**Records to process:**

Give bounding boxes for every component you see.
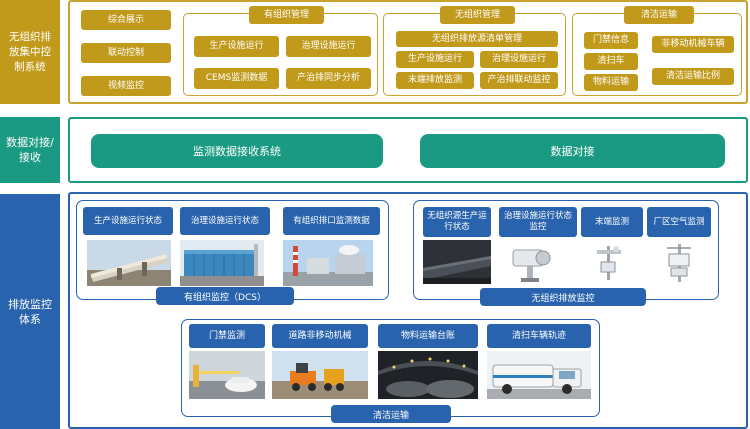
dcs-label-outlet: 有组织排口监测数据 [283,207,380,235]
unorg-label-source: 无组织源生产运行状态 [423,207,491,237]
organized-treatment-button[interactable]: 治理设施运行 [286,36,371,57]
row-label-data-interface: 数据对接/接收 [0,117,60,183]
material-transport-button[interactable]: 物料运输 [584,74,638,91]
unorg-label-treatment: 治理设施运行状态监控 [499,207,577,237]
video-monitor-button[interactable]: 视频监控 [81,76,171,96]
sync-analysis-button[interactable]: 产治排同步分析 [286,68,371,89]
control-system-frame [68,0,748,104]
fog-cannon-photo [499,240,573,284]
clean-label-sweeper: 清扫车辆轨迹 [487,324,591,348]
unorganized-caption: 无组织排放监控 [480,288,646,306]
clean-transport-caption: 清洁运输 [331,405,451,423]
unorg-label-end: 末端监测 [581,207,643,237]
end-monitor-photo [581,240,639,284]
sweeper-button[interactable]: 清扫车 [584,53,638,70]
non-mobile-vehicle-button[interactable]: 非移动机械车辆 [652,36,734,53]
linkage-monitor-button[interactable]: 产治排联动监控 [480,72,558,89]
sweeper-truck-photo [487,351,591,399]
monitoring-system-frame [68,192,748,429]
organized-production-button[interactable]: 生产设施运行 [194,36,279,57]
air-monitor-photo [647,240,711,284]
row-label-control-system: 无组织排放集中控制系统 [0,0,60,104]
overview-button[interactable]: 综合展示 [81,10,171,30]
unorg-label-air: 厂区空气监测 [647,207,711,237]
emission-source-list-button[interactable]: 无组织排放源清单管理 [396,31,558,47]
unorganized-production-button[interactable]: 生产设施运行 [396,51,474,68]
material-yard-photo [378,351,478,399]
dcs-label-production: 生产设施运行状态 [83,207,173,235]
data-docking-button[interactable]: 数据对接 [420,134,725,168]
clean-transport-title[interactable]: 清洁运输 [624,6,694,24]
end-emission-button[interactable]: 末端排放监测 [396,72,474,89]
dust-collector-photo [180,240,264,286]
clean-label-gate: 门禁监测 [189,324,265,348]
stack-outlet-photo [283,240,373,286]
conveyor-photo [423,240,491,284]
organized-management-title[interactable]: 有组织管理 [249,6,324,24]
clean-ratio-button[interactable]: 清洁运输比例 [652,68,734,85]
data-interface-frame [68,117,748,183]
unorganized-treatment-button[interactable]: 治理设施运行 [480,51,558,68]
gate-photo [189,351,265,399]
machinery-photo [272,351,368,399]
dcs-label-treatment: 治理设施运行状态 [180,207,270,235]
data-receiving-system-button[interactable]: 监测数据接收系统 [91,134,383,168]
dcs-caption: 有组织监控（DCS） [156,287,294,305]
unorganized-management-title[interactable]: 无组织管理 [440,6,515,24]
gate-info-button[interactable]: 门禁信息 [584,32,638,49]
cems-data-button[interactable]: CEMS监测数据 [194,68,279,89]
clean-label-road: 道路非移动机械 [272,324,368,348]
kiln-photo [87,240,171,286]
linkage-control-button[interactable]: 联动控制 [81,43,171,63]
row-label-monitoring-system: 排放监控体系 [0,194,60,429]
clean-label-material: 物料运输台账 [378,324,478,348]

**Objective:** Repeat the items from the line containing "dcs-label-outlet: 有组织排口监测数据 [283,207,380,235]" through the line containing "clean-ratio-button[interactable]: 清洁运输比例 [652,68,734,85]", copying each line exactly and including both of those lines.

**Solved exercise:**
dcs-label-outlet: 有组织排口监测数据 [283,207,380,235]
unorg-label-source: 无组织源生产运行状态 [423,207,491,237]
organized-treatment-button[interactable]: 治理设施运行 [286,36,371,57]
row-label-data-interface: 数据对接/接收 [0,117,60,183]
material-transport-button[interactable]: 物料运输 [584,74,638,91]
unorg-label-treatment: 治理设施运行状态监控 [499,207,577,237]
video-monitor-button[interactable]: 视频监控 [81,76,171,96]
sync-analysis-button[interactable]: 产治排同步分析 [286,68,371,89]
control-system-frame [68,0,748,104]
fog-cannon-photo [499,240,573,284]
clean-label-sweeper: 清扫车辆轨迹 [487,324,591,348]
unorganized-caption: 无组织排放监控 [480,288,646,306]
clean-transport-caption: 清洁运输 [331,405,451,423]
unorg-label-end: 末端监测 [581,207,643,237]
end-monitor-photo [581,240,639,284]
sweeper-button[interactable]: 清扫车 [584,53,638,70]
non-mobile-vehicle-button[interactable]: 非移动机械车辆 [652,36,734,53]
linkage-monitor-button[interactable]: 产治排联动监控 [480,72,558,89]
sweeper-truck-photo [487,351,591,399]
monitoring-system-frame [68,192,748,429]
organized-production-button[interactable]: 生产设施运行 [194,36,279,57]
air-monitor-photo [647,240,711,284]
row-label-control-system: 无组织排放集中控制系统 [0,0,60,104]
overview-button[interactable]: 综合展示 [81,10,171,30]
unorg-label-air: 厂区空气监测 [647,207,711,237]
emission-source-list-button[interactable]: 无组织排放源清单管理 [396,31,558,47]
unorganized-production-button[interactable]: 生产设施运行 [396,51,474,68]
material-yard-photo [378,351,478,399]
dcs-label-production: 生产设施运行状态 [83,207,173,235]
data-docking-button[interactable]: 数据对接 [420,134,725,168]
clean-transport-title[interactable]: 清洁运输 [624,6,694,24]
end-emission-button[interactable]: 末端排放监测 [396,72,474,89]
dust-collector-photo [180,240,264,286]
clean-label-gate: 门禁监测 [189,324,265,348]
stack-outlet-photo [283,240,373,286]
conveyor-photo [423,240,491,284]
organized-management-title[interactable]: 有组织管理 [249,6,324,24]
clean-ratio-button[interactable]: 清洁运输比例 [652,68,734,85]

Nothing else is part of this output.